**Exercise aim**.
Copy out every record below, word for word.

Data entries
-- start --
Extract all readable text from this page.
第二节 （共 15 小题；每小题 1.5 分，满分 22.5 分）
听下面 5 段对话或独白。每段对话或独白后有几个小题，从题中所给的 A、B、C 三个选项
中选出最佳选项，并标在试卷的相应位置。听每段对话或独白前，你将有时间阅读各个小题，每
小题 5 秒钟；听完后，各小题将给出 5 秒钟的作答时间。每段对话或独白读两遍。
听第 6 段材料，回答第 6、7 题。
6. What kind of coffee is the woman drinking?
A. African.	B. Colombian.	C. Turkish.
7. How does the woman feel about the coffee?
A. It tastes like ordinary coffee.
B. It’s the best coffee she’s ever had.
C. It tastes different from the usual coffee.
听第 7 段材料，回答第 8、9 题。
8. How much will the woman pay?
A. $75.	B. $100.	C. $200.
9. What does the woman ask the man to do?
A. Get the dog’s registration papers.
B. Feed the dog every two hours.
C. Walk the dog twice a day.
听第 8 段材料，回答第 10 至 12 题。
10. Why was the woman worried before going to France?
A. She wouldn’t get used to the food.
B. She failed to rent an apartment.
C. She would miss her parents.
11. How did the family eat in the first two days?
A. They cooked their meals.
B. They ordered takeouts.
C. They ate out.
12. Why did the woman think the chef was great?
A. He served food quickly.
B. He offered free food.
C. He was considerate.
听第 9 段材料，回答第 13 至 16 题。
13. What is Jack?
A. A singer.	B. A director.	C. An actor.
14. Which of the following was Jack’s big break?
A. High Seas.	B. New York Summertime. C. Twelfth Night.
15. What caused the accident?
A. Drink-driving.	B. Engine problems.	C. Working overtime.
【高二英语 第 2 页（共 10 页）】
-- end --
**Result**.
Extract all readable text from this page.
第二节 （共 15 小题；每小题 1.5 分，满分 22.5 分）
听下面 5 段对话或独白。每段对话或独白后有几个小题，从题中所给的 A、B、C 三个选项
中选出最佳选项，并标在试卷的相应位置。听每段对话或独白前，你将有时间阅读各个小题，每
小题 5 秒钟；听完后，各小题将给出 5 秒钟的作答时间。每段对话或独白读两遍。
听第 6 段材料，回答第 6、7 题。
6. What kind of coffee is the woman drinking?
A. African.	B. Colombian.	C. Turkish.
7. How does the woman feel about the coffee?
A. It tastes like ordinary coffee.
B. It’s the best coffee she’s ever had.
C. It tastes different from the usual coffee.
听第 7 段材料，回答第 8、9 题。
8. How much will the woman pay?
A. $75.	B. $100.	C. $200.
9. What does the woman ask the man to do?
A. Get the dog’s registration papers.
B. Feed the dog every two hours.
C. Walk the dog twice a day.
听第 8 段材料，回答第 10 至 12 题。
10. Why was the woman worried before going to France?
A. She wouldn’t get used to the food.
B. She failed to rent an apartment.
C. She would miss her parents.
11. How did the family eat in the first two days?
A. They cooked their meals.
B. They ordered takeouts.
C. They ate out.
12. Why did the woman think the chef was great?
A. He served food quickly.
B. He offered free food.
C. He was considerate.
听第 9 段材料，回答第 13 至 16 题。
13. What is Jack?
A. A singer.	B. A director.	C. An actor.
14. Which of the following was Jack’s big break?
A. High Seas.	B. New York Summertime. C. Twelfth Night.
15. What caused the accident?
A. Drink-driving.	B. Engine problems.	C. Working overtime.
【高二英语 第 2 页（共 10 页）】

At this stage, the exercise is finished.